• [Dataset entries on figures]
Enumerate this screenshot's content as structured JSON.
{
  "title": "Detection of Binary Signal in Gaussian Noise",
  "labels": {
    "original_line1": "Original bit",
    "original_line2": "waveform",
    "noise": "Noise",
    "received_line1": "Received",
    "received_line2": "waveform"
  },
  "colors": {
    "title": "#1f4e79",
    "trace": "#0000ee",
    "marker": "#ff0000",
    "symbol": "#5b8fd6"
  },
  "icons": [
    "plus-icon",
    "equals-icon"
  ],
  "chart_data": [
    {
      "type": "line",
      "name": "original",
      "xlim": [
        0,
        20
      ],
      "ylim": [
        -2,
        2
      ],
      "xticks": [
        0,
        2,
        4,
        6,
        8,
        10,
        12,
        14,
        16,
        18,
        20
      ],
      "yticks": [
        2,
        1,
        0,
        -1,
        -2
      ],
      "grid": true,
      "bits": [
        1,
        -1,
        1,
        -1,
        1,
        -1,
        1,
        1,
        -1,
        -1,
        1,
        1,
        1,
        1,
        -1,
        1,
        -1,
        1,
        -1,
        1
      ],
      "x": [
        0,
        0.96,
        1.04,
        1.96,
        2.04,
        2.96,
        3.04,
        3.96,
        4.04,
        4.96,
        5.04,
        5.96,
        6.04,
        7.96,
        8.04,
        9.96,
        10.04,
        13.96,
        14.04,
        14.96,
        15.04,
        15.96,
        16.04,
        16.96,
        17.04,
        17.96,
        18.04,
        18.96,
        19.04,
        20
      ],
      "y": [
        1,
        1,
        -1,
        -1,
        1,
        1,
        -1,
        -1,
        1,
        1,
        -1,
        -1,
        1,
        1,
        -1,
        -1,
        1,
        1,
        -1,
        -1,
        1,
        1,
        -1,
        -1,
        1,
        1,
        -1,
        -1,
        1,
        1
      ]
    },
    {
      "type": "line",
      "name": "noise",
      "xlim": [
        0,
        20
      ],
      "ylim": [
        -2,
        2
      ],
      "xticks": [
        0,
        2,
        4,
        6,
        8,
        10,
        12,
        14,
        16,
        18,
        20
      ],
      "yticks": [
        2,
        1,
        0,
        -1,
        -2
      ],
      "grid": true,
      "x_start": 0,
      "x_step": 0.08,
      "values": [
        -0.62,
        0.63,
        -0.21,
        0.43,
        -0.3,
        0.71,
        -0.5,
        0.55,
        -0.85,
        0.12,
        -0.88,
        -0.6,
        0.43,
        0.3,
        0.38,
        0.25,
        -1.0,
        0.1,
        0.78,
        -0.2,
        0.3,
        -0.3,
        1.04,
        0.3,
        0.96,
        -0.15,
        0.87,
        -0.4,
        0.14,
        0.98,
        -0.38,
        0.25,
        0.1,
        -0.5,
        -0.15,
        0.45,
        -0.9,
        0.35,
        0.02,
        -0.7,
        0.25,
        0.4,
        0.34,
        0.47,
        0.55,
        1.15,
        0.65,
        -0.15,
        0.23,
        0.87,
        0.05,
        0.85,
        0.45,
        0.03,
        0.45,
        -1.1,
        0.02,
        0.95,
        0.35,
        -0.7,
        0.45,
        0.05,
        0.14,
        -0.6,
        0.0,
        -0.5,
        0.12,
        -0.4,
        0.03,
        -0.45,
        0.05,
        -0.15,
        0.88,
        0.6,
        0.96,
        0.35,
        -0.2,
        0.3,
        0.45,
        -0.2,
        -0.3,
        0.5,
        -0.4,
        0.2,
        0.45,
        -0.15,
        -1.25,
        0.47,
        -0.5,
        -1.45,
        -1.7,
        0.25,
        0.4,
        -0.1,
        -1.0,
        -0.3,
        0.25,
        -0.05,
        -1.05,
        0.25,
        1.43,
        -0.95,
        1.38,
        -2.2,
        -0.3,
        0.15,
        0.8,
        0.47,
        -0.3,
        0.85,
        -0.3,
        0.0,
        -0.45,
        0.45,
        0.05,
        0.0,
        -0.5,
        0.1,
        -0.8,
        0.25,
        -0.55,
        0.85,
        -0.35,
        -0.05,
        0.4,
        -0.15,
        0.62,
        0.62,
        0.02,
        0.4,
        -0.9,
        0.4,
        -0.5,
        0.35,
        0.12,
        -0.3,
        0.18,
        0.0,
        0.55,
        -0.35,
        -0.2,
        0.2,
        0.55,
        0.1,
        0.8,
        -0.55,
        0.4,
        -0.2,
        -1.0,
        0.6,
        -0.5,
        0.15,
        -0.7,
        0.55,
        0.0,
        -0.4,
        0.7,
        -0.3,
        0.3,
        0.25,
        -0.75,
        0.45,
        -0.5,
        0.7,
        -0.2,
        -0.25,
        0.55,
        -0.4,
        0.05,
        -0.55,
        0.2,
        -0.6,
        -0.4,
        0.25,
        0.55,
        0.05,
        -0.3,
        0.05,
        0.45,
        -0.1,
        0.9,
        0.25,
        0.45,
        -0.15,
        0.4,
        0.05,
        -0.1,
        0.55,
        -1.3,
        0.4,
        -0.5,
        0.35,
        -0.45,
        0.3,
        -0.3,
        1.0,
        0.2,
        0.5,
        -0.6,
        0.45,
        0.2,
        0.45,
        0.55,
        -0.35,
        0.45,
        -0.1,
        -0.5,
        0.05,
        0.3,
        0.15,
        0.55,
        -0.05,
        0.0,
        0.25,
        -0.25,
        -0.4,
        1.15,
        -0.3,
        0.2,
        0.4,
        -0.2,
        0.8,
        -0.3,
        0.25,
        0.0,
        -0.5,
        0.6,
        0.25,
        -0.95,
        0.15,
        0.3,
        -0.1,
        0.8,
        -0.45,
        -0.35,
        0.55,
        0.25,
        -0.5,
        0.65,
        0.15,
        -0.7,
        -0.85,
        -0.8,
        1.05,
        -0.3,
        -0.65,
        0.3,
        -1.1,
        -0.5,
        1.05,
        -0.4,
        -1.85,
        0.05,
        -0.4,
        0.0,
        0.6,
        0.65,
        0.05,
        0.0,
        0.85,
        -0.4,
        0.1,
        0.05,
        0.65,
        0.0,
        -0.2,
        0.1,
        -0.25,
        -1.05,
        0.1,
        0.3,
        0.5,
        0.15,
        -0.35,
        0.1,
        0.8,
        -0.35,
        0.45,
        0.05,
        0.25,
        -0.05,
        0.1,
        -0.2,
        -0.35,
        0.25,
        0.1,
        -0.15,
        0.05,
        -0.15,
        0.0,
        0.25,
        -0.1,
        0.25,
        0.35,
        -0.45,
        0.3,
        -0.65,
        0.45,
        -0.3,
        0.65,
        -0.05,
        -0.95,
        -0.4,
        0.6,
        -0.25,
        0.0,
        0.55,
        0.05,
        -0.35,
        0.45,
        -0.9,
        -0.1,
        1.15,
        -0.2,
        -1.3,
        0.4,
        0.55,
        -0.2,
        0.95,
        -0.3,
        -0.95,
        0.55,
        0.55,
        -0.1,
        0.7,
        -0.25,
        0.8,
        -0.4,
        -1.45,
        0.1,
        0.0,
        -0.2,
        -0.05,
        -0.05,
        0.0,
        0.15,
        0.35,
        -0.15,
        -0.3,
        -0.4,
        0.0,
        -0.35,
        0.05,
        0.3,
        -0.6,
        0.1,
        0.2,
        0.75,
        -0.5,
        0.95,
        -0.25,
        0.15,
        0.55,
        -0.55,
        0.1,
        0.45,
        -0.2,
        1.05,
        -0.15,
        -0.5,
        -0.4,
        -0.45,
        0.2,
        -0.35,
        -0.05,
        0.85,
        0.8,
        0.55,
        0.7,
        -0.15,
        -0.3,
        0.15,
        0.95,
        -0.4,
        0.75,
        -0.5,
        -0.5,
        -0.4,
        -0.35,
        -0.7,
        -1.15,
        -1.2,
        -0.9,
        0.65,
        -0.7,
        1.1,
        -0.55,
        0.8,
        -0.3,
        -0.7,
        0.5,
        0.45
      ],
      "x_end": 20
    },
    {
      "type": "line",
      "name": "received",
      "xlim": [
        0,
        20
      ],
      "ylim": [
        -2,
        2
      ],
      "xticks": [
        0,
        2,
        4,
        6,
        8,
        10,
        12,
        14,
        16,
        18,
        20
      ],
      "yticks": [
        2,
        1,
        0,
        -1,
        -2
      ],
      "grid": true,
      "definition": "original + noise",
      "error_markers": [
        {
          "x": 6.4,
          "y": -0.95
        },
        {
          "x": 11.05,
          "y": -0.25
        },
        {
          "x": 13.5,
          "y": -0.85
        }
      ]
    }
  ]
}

• [Task instructions] Collect from the data above every line that includes "waveform".

• [Finished exercise]
    "original_line2": "waveform",
    "received_line2": "waveform"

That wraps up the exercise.